> _Written instruction_: Pull out every line below containing the word "this".

►

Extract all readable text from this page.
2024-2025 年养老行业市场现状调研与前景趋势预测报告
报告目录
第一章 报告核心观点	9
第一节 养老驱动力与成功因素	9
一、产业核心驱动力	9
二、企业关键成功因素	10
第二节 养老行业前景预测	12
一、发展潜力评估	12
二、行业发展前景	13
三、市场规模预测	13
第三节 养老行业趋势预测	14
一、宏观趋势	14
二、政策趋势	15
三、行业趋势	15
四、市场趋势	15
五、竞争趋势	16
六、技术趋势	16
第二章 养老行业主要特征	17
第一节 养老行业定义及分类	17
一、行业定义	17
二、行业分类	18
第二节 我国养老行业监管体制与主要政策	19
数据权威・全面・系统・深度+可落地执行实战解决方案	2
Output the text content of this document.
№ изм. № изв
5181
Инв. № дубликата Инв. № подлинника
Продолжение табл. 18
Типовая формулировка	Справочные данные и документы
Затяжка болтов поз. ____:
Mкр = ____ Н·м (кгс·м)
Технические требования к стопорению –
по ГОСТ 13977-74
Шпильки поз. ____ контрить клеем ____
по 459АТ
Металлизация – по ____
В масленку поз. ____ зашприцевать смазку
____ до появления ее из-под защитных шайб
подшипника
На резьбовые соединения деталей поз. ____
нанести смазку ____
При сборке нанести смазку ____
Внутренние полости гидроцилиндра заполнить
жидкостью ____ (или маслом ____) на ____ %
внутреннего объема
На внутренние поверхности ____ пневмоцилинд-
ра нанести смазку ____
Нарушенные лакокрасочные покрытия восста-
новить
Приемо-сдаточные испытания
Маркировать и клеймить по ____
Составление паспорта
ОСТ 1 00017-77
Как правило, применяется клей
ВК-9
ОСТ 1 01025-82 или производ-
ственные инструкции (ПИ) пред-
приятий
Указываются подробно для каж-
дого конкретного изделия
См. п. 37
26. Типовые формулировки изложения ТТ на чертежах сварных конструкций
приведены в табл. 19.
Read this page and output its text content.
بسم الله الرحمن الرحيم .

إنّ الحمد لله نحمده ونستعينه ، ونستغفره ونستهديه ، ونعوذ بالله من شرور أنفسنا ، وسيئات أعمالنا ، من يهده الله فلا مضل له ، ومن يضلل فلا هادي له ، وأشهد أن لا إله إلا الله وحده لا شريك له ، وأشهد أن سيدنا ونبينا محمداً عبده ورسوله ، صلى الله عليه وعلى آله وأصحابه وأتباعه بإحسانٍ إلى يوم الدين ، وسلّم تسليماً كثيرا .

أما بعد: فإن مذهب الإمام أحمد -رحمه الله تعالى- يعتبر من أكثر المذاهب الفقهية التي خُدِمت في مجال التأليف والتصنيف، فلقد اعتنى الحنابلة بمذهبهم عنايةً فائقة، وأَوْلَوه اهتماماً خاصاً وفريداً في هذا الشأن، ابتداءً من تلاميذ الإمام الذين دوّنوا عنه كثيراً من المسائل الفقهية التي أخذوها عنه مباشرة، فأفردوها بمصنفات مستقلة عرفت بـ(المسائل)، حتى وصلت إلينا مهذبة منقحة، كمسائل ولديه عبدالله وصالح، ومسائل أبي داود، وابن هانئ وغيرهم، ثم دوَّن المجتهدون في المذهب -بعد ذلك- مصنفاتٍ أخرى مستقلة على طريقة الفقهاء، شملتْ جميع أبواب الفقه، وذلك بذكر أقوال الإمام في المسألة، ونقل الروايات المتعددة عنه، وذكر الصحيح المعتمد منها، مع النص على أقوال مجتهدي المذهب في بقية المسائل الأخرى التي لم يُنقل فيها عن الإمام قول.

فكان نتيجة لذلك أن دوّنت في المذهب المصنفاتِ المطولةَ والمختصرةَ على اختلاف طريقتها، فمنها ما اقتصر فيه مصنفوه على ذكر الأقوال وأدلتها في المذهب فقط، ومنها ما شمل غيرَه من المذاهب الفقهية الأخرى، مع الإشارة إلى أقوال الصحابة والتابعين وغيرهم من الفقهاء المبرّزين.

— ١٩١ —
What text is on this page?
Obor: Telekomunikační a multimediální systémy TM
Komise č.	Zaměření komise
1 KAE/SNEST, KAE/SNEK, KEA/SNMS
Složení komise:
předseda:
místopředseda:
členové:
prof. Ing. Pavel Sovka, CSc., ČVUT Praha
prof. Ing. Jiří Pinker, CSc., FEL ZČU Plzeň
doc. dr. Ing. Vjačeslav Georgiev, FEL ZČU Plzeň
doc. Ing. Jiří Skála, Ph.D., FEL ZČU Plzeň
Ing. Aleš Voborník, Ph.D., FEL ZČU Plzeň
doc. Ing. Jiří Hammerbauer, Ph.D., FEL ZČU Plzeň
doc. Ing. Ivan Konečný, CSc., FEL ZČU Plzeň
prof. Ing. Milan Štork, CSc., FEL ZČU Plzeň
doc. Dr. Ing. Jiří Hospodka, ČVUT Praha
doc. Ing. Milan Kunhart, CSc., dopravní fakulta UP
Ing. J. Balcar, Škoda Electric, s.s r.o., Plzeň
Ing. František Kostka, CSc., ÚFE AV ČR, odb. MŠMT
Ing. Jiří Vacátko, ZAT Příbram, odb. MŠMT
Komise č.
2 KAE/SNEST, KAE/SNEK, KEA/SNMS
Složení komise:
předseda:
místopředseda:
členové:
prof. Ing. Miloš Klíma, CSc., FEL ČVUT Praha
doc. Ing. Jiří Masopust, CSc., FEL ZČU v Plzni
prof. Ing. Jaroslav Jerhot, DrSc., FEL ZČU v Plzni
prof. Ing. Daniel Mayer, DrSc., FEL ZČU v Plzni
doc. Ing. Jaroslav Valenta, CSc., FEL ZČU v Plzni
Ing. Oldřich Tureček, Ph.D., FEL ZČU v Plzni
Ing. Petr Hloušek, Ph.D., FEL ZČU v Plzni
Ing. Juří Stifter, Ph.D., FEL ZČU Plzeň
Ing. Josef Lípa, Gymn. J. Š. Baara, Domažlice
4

◄

> _Worked answer_:
Extract all readable text from this page.
Output the text content of this document.
Read this page and output its text content.
What text is on this page?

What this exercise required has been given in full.